| Exercise |
Copy every line of the records below that holds the word "replace".

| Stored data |
-.-.-
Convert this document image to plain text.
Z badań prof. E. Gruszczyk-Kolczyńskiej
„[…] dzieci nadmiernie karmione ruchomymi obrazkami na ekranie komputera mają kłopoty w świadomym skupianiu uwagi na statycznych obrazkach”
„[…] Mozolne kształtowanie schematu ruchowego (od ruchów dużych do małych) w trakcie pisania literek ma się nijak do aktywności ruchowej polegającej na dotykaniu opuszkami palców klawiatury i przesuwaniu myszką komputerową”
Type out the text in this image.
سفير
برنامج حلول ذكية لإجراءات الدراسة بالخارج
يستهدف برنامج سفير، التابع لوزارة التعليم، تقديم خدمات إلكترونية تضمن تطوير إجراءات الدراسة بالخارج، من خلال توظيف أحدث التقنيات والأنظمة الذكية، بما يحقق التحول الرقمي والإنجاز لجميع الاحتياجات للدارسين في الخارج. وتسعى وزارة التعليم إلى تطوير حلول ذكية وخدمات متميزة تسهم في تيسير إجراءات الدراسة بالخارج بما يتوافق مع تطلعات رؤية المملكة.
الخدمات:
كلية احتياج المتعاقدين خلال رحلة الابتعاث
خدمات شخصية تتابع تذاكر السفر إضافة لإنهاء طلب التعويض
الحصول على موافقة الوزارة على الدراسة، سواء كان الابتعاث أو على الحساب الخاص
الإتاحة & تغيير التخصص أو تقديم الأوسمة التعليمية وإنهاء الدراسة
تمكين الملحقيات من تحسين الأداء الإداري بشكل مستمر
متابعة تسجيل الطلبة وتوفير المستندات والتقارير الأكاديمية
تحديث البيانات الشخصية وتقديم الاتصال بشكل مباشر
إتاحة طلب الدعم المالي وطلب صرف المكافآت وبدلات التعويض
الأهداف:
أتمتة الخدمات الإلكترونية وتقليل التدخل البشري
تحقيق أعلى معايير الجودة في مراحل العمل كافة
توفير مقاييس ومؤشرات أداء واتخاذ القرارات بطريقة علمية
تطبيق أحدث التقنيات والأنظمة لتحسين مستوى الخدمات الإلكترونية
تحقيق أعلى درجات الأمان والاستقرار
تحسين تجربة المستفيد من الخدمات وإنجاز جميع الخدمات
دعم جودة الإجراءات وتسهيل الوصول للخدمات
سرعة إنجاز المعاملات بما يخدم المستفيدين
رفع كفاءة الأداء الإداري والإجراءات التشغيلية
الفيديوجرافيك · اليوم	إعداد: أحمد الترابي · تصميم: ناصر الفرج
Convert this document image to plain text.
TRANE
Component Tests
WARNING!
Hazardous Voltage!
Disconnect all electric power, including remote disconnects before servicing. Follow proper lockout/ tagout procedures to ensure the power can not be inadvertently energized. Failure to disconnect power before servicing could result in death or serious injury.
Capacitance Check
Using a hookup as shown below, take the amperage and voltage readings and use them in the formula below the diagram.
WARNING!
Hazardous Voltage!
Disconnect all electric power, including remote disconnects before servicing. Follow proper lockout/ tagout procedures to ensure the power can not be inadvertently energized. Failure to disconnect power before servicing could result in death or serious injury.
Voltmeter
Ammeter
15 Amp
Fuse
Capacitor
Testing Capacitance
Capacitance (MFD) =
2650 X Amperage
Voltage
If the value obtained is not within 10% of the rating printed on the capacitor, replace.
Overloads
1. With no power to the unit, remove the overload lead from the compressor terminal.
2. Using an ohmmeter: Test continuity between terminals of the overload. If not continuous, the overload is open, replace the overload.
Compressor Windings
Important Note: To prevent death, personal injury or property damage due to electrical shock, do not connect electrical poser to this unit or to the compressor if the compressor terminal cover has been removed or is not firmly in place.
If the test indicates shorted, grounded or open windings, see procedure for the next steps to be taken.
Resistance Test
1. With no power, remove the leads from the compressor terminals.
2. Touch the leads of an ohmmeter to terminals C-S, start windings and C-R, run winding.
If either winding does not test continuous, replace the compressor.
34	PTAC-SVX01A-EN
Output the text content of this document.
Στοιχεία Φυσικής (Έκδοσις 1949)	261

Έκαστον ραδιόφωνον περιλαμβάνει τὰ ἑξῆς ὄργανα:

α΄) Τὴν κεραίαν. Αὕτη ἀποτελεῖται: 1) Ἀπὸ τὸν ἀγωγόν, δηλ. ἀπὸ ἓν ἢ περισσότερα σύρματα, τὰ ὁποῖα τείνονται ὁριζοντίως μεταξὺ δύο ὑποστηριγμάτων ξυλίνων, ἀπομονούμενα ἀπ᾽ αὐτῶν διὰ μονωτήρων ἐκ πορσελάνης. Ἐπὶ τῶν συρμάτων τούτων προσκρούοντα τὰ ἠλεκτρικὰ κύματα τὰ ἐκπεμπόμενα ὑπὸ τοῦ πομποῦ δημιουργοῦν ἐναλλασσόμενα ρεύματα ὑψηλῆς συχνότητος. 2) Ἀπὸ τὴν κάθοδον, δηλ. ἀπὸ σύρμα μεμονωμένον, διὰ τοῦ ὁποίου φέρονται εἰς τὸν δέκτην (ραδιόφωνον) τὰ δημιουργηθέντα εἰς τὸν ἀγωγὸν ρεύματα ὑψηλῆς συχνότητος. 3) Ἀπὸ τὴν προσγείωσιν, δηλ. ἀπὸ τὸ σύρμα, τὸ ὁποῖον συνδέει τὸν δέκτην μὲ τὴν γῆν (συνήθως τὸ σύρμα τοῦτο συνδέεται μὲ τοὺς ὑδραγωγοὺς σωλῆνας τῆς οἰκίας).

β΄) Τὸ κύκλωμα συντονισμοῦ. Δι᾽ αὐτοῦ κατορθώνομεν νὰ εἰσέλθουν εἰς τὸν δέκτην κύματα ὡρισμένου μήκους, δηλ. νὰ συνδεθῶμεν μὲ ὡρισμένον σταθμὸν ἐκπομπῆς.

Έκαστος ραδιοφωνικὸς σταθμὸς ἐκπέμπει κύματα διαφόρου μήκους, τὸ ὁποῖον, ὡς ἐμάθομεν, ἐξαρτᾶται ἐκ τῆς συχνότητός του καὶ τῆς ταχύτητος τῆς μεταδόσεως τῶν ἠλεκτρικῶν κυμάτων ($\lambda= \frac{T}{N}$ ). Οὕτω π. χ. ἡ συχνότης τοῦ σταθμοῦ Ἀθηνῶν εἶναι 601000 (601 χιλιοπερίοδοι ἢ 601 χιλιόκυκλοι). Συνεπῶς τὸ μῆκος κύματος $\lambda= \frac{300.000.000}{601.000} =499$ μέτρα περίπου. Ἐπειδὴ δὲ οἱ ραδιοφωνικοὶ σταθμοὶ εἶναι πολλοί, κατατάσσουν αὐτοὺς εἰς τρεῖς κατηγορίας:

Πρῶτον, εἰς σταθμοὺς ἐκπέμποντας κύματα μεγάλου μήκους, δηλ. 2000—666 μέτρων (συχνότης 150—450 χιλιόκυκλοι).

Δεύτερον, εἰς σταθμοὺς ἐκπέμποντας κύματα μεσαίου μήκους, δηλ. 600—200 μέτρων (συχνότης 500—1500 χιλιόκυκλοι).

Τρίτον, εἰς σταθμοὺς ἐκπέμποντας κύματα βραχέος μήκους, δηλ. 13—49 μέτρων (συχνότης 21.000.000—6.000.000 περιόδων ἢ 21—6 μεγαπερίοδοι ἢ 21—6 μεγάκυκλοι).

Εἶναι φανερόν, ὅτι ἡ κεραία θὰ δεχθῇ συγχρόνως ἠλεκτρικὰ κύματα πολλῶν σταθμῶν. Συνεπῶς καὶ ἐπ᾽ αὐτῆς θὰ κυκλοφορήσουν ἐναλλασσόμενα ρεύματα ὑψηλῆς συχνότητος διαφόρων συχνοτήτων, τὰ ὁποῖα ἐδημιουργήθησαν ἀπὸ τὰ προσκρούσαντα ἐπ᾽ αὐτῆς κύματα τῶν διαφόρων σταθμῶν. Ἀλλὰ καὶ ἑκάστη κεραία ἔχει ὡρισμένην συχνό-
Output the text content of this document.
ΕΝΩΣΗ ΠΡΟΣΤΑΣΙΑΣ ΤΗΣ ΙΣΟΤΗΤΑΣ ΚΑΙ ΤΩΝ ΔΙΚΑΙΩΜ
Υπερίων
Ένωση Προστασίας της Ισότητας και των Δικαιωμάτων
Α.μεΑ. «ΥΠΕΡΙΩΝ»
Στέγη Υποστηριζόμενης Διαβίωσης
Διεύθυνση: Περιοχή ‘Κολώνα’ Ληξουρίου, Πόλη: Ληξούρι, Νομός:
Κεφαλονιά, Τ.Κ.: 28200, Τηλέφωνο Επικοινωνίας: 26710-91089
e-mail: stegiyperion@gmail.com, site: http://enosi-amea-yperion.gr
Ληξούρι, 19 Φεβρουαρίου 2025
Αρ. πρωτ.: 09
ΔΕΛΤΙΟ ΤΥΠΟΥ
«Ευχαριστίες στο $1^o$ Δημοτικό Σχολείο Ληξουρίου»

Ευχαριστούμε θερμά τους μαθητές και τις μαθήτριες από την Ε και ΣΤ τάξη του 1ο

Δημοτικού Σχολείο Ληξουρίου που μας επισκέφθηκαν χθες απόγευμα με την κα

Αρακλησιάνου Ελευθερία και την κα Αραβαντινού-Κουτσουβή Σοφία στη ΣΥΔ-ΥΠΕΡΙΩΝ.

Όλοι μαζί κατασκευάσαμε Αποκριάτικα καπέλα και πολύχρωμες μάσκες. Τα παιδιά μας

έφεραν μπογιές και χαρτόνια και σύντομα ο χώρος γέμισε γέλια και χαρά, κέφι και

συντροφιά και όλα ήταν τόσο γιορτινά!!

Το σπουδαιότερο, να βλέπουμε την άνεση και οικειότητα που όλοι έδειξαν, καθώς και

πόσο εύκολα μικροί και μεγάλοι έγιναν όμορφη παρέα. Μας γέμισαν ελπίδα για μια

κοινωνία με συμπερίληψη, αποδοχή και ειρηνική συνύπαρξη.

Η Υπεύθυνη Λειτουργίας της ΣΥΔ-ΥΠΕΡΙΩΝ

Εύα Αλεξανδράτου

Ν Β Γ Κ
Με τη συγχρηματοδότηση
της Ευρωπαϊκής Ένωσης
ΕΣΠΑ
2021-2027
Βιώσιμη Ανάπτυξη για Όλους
-.-.-
| Answer below |
If the value obtained is not within 10% of the rating printed on the capacitor, replace.
2. Using an ohmmeter: Test continuity between terminals of the overload. If not continuous, the overload is open, replace the overload.
If either winding does not test continuous, replace the compressor.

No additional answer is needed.